# PASSAGE
[Start of section]

UNICEF’s new analysis: ‘Protecting Children in Cyberconflicts’

UNICEF made a rapid analysis on the topic: Protecting Children in Cyberconflict. This article is highlighting three important questions made in the analysis.

In this rapid analysis, UNICEF made 5 important questions:
1. How are AI technologies and the use of cyber operations changing the nature of conflict?
2. Who are the actors in cyberconflict?
3. What types of risks do offensive cyber operations pose to children?
4. What legal and other provisions exist to protect children from harm caused by cyberconflict and where are the gaps?
5. What should organizations working for and with children do to strengthen protections in cyberconflict?
The ones we will focus on in this update are the last three questions. Firstly, it is important to focus on question number 3 – What types of risks do offensive cyber operations pose to children? As UNICEF experts highlighted the most important ones are:

  • Behavioral surveillance, profiling, and targeting of children during conflict operations.
  • Behavioral engineering as a potential pathway to child recruitment into and use by armed forces and non-state armed groups.
  • Information operations and their impact on children.
  • Health and biotech sectors.
  • Education sector (‘Large-scale, multi-vector attacks could increasingly infect myriad layers of schools’ digital systems…’).
  • Critical industrial control systems in urban environments.
  • Cyber threats to humanitarian datasets and services critical to child well-being and protection.

Question number 4 focuses on – What legal and other provisions exist to protect children from harm caused by cyberconflict and where are the gaps?
UNICEF notes that attributing responsibility for child rights violations while protecting sensitive information from digital manipulation and theft is crucial. ‘Many analysts would argue that the combination of IHL, international criminal law, human rights law, and child rights law are adequate to address the emerging issues posed by cyberconflict and the technology it involves. Nevertheless, several key challenges persist.’

Question number 5 – What should organizations working for and with children do to strengthen protection in cyberconflict?
It is necessary to engage with normative policy development processes. UNICEF sees OEWG (Open-Ended Working Group) as an important platform for dialogue for States to develop norms to strengthen children’s rights protection from cyber attacks. It is important to further strengthen understanding of the potential risks to children of cyberconflict as well. What also is an obligation of States is the reinforcement of normative and legal frameworks to strengthen child protection during cyberconflict and translating them into action. The last two that were mentioned were the strengthening of monitoring and investigation mechanisms and defining corporate responsibility in cyberconflict.

[End of section]

(Document layout detection data)
[Start of section]

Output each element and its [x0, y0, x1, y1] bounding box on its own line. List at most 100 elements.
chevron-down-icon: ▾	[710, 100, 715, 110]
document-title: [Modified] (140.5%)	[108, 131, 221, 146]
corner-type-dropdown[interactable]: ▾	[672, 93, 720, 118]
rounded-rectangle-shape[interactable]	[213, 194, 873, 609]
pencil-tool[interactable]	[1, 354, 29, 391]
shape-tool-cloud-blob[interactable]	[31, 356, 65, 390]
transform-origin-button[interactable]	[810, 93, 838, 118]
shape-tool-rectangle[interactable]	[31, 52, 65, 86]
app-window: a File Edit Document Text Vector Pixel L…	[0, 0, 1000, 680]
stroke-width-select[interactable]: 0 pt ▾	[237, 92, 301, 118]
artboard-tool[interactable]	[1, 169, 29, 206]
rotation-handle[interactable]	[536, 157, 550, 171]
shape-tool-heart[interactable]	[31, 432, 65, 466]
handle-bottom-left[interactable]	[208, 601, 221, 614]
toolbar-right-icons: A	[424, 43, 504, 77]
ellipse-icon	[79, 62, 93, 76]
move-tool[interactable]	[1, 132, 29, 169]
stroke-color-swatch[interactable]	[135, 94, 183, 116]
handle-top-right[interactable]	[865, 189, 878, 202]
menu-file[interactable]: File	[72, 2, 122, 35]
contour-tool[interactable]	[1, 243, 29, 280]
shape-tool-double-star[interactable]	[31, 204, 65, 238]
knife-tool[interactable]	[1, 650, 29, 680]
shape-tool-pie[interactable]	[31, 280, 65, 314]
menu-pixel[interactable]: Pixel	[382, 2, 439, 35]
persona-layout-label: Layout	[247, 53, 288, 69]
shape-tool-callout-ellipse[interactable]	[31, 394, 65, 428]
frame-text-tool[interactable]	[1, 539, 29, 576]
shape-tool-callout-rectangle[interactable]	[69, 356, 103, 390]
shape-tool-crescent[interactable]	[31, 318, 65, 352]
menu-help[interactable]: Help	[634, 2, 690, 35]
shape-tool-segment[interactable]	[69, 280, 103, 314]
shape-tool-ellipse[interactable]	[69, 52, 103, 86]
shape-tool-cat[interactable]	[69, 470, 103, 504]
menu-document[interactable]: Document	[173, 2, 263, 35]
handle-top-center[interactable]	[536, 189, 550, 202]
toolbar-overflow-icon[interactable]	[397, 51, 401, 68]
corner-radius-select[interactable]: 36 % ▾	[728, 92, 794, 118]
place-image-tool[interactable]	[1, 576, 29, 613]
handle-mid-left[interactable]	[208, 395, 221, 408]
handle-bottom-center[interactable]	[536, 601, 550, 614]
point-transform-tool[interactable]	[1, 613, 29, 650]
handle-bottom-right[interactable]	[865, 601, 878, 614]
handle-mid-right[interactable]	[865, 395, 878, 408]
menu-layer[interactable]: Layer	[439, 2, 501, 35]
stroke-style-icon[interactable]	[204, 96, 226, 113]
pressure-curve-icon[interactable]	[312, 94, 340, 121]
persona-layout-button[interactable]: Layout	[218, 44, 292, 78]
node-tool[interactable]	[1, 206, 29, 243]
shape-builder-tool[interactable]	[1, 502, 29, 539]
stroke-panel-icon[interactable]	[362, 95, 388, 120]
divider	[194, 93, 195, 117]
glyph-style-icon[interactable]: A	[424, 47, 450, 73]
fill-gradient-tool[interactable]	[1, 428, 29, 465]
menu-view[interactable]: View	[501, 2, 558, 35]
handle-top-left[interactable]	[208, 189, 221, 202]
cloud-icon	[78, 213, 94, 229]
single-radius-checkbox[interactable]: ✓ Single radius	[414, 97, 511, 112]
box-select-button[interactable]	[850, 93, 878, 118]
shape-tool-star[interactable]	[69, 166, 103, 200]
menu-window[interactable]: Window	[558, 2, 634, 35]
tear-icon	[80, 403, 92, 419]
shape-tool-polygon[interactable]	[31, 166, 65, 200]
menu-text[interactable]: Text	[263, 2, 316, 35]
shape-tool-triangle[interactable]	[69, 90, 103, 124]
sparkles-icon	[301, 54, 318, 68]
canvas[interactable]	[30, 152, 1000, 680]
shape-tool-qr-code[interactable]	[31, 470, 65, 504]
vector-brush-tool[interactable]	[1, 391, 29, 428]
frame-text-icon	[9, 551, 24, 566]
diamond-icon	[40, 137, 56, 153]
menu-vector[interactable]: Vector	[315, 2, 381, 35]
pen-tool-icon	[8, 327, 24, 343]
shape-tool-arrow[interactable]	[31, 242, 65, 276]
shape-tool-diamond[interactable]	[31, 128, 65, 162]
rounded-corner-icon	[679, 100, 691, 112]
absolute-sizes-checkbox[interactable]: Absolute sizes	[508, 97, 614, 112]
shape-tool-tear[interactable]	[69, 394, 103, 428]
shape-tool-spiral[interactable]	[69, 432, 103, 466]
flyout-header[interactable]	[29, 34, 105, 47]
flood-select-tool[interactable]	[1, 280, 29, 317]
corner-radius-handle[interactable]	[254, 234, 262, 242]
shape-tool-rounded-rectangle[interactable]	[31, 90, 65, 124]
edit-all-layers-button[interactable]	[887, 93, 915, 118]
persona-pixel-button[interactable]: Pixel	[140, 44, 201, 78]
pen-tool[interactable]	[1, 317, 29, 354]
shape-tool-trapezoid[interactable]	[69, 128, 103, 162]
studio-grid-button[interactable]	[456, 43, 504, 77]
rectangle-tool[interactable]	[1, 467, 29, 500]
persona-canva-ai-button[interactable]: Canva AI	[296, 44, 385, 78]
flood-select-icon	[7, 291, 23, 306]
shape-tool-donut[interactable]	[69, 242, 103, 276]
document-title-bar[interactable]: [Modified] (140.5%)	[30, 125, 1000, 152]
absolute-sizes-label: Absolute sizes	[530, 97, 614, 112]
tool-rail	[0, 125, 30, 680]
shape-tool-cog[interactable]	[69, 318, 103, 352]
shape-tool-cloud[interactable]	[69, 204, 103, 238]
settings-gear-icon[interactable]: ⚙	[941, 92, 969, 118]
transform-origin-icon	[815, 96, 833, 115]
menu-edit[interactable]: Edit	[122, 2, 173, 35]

[End of section]

# BRIEF 1
Reproduce the part of the article on children in cyberconflict that begins at the words "UNICEF’s new analysis: ‘Protecting" and stops after the words "in the analysis.".
# BRIEF 2
State whether each statement agrees with the article on children in cyberconflict, answering yes or no and quoting the words that decide it: (a) UNICEF's analysis posed five questions. (b) The article focuses on the first three questions. (c) UNICEF sees the OEWG as a platform for dialogue for States.
This listing has nothing to do with the article on children in cyberconflict.

# WRITTEN REPLY 1
UNICEF’s new analysis: ‘Protecting Children in Cyberconflicts’

UNICEF made a rapid analysis on the topic: Protecting Children in Cyberconflict. This article is highlighting three important questions made in the analysis.

# WRITTEN REPLY 2
(a) Yes: "In this rapid analysis, UNICEF made 5 important questions:"
(b) No: "The ones we will focus on in this update are the last three questions."
(c) Yes: "UNICEF sees OEWG (Open-Ended Working Group) as an important platform for dialogue for States to develop norms to strengthen children’s rights protection from cyber attacks."